== Exercise prompt ==
Reproduce the patch review message below word for word, in full.

== Text ==

◇ ◇ ◇ ◇ ◇

[PATCH] D55263: [CodeGen][ExpandMemcmp] Add an option for allowing overlapping loads.

David Zarzycki via Phabricator via llvm-commits llvm-commits at lists.llvm.org
Tue Dec 18 04:40:33 PST 2018


davezarzycki added inline comments.


================
Comment at: lib/Target/X86/X86TargetTransformInfo.cpp:2892-2893
     TTI::MemCmpExpansionOptions Options;
     // TODO: enable AVX512 when the DAG is ready.
     // if (ST->hasAVX512()) Options.LoadSizes.push_back(64);
     if (ST->hasAVX2()) Options.LoadSizes.push_back(32);
----------------
pcordes wrote:
> courbet wrote:
> > spatel wrote:
> > > Independent of this patch, but I think this can be enabled. See:
> > > rL342989
> > Great, I'll look at it in a followup patch.
> Be very careful of sprinkling small bits of 512-bit vector stuff into code that isn't already heavily using 512-bit vectors.
> 
> It's fine for tune=KNL, but for Skylake-avx512 (and generic with `-mavx512f`) tuning keep in mind that executing one 512-bit vector instruction on Intel Skylake puts the whole core into AVX512 mode, reducing max turbo significantly and shutting down the vector ALUs on port 1.  (So `vpaddd` throughput goes down from 3 to 2, for example).  And on CPUs without a second 512-bit FMA unit (on port 5 with higher latency) that can be powered up, throughput on FP everything, integer multiplies and shifts, and many other instructions goes down too, even without considering the extra resource conflicts from having fewer vector ALU ports.  (e.g. many Xeon Bronze chips have only 512-bit FMA).  https://stackoverflow.com/questions/50517770/disable-avx-512-intrinsics-in-vs-2017#comment88055158_50517770
> 
> BTW, the integer ALUs on port1 stay active, so it can still run scalar integer stuff like popcnt even when it's shut down for instructions like `pxor`.

◇ ◇ ◇ ◇ ◇

== Supplied entries ==

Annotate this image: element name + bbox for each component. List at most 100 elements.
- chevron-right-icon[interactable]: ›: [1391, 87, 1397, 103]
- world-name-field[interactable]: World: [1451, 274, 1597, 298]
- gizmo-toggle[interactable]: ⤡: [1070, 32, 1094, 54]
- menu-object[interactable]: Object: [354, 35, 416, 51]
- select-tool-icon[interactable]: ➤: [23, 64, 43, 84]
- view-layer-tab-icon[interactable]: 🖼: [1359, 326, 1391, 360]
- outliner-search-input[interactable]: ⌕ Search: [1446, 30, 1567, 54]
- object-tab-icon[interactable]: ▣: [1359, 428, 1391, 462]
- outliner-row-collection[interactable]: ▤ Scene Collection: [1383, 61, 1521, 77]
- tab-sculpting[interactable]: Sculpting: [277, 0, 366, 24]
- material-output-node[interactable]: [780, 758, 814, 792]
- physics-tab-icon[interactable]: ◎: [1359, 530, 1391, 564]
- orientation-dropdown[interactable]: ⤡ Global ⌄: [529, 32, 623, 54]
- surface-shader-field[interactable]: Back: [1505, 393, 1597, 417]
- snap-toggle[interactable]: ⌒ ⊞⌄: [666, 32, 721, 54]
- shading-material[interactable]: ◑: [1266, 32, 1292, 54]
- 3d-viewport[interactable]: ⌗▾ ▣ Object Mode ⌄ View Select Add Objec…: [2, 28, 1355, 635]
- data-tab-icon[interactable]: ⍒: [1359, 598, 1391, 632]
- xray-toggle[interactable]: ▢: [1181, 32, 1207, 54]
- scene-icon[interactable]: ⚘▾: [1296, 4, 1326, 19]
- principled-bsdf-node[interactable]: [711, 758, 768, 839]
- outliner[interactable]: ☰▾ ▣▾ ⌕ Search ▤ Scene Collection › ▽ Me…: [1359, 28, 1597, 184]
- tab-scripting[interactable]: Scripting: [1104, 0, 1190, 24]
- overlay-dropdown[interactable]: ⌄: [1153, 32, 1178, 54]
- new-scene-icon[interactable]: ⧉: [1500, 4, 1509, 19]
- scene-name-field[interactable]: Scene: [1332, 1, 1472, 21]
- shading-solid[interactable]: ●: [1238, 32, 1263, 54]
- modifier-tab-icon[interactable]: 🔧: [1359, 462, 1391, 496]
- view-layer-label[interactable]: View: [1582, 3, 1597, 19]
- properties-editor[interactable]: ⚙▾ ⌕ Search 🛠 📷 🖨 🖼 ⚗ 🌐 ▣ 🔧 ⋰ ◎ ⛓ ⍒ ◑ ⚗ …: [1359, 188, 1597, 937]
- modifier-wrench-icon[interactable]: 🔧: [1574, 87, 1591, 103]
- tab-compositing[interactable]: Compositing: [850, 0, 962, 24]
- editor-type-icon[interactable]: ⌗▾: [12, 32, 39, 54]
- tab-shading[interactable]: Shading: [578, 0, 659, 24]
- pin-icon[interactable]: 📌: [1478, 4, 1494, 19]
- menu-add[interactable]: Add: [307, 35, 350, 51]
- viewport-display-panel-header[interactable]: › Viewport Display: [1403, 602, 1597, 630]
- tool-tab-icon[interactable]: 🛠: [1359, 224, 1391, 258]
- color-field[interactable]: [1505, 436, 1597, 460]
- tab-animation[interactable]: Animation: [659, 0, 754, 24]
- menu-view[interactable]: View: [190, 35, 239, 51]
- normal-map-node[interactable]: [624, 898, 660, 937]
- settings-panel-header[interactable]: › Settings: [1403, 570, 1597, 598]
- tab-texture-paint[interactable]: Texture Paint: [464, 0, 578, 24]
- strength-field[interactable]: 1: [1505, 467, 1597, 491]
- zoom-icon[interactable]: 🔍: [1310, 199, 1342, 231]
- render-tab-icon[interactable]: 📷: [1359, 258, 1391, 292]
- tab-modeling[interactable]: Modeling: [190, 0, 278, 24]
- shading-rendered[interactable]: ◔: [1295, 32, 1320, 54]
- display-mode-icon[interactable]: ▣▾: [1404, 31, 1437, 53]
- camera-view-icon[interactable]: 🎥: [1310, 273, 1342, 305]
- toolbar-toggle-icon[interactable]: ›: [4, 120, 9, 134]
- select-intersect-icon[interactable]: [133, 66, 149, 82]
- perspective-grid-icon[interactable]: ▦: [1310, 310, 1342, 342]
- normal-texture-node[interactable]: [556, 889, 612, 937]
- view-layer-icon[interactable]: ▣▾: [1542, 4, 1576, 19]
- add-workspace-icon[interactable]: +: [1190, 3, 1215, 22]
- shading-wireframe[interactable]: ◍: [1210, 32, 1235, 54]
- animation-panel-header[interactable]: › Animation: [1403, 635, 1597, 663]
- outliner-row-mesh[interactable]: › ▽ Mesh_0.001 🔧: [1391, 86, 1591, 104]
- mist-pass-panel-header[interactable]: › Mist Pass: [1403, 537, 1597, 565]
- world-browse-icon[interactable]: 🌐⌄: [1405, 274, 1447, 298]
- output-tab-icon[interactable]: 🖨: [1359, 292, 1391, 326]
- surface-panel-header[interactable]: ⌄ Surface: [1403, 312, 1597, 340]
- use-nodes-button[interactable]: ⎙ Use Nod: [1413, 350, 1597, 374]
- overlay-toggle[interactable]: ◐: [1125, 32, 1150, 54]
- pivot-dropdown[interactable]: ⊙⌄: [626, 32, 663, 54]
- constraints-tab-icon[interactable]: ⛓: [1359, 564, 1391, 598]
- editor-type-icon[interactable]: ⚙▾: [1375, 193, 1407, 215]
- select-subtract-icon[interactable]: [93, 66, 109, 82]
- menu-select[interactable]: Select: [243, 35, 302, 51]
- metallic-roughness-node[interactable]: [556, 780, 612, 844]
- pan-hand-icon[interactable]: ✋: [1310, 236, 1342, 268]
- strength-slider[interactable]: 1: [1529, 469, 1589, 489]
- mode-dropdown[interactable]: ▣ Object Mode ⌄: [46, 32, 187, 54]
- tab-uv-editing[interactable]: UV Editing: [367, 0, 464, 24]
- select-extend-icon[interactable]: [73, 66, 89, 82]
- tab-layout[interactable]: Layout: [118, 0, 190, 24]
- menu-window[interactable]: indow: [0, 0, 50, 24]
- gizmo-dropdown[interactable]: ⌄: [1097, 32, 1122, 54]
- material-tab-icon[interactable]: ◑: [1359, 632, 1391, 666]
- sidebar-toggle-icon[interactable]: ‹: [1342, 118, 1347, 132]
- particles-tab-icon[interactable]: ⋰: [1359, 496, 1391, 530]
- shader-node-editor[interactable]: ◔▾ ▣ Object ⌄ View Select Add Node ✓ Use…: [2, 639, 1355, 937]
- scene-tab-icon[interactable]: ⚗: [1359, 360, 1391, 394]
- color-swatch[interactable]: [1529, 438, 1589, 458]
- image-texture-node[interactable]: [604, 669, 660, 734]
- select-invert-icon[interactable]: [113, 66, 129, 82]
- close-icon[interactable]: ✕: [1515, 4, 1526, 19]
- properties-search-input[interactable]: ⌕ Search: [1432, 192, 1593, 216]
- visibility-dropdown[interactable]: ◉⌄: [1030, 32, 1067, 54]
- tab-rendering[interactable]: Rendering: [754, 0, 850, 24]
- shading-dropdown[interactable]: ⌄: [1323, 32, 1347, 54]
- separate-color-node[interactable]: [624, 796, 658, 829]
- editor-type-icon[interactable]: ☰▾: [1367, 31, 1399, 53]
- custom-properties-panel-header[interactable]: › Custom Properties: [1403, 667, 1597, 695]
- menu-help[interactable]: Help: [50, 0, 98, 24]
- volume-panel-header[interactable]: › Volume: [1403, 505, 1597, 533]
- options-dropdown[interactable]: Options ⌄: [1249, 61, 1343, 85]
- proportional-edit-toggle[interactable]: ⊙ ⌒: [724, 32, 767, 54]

◇ ◇ ◇ ◇ ◇

== Solution below ==
[PATCH] D55263: [CodeGen][ExpandMemcmp] Add an option for allowing overlapping loads.

David Zarzycki via Phabricator via llvm-commits llvm-commits at lists.llvm.org
Tue Dec 18 04:40:33 PST 2018


davezarzycki added inline comments.


================
Comment at: lib/Target/X86/X86TargetTransformInfo.cpp:2892-2893
     TTI::MemCmpExpansionOptions Options;
     // TODO: enable AVX512 when the DAG is ready.
     // if (ST->hasAVX512()) Options.LoadSizes.push_back(64);
     if (ST->hasAVX2()) Options.LoadSizes.push_back(32);
----------------
pcordes wrote:
> courbet wrote:
> > spatel wrote:
> > > Independent of this patch, but I think this can be enabled. See:
> > > rL342989
> > Great, I'll look at it in a followup patch.
> Be very careful of sprinkling small bits of 512-bit vector stuff into code that isn't already heavily using 512-bit vectors.
> 
> It's fine for tune=KNL, but for Skylake-avx512 (and generic with `-mavx512f`) tuning keep in mind that executing one 512-bit vector instruction on Intel Skylake puts the whole core into AVX512 mode, reducing max turbo significantly and shutting down the vector ALUs on port 1.  (So `vpaddd` throughput goes down from 3 to 2, for example).  And on CPUs without a second 512-bit FMA unit (on port 5 with higher latency) that can be powered up, throughput on FP everything, integer multiplies and shifts, and many other instructions goes down too, even without considering the extra resource conflicts from having fewer vector ALU ports.  (e.g. many Xeon Bronze chips have only 512-bit FMA).  https://stackoverflow.com/questions/50517770/disable-avx-512-intrinsics-in-vs-2017#comment88055158_50517770
> 
> BTW, the integer ALUs on port1 stay active, so it can still run scalar integer stuff like popcnt even when it's shut down for instructions like `pxor`.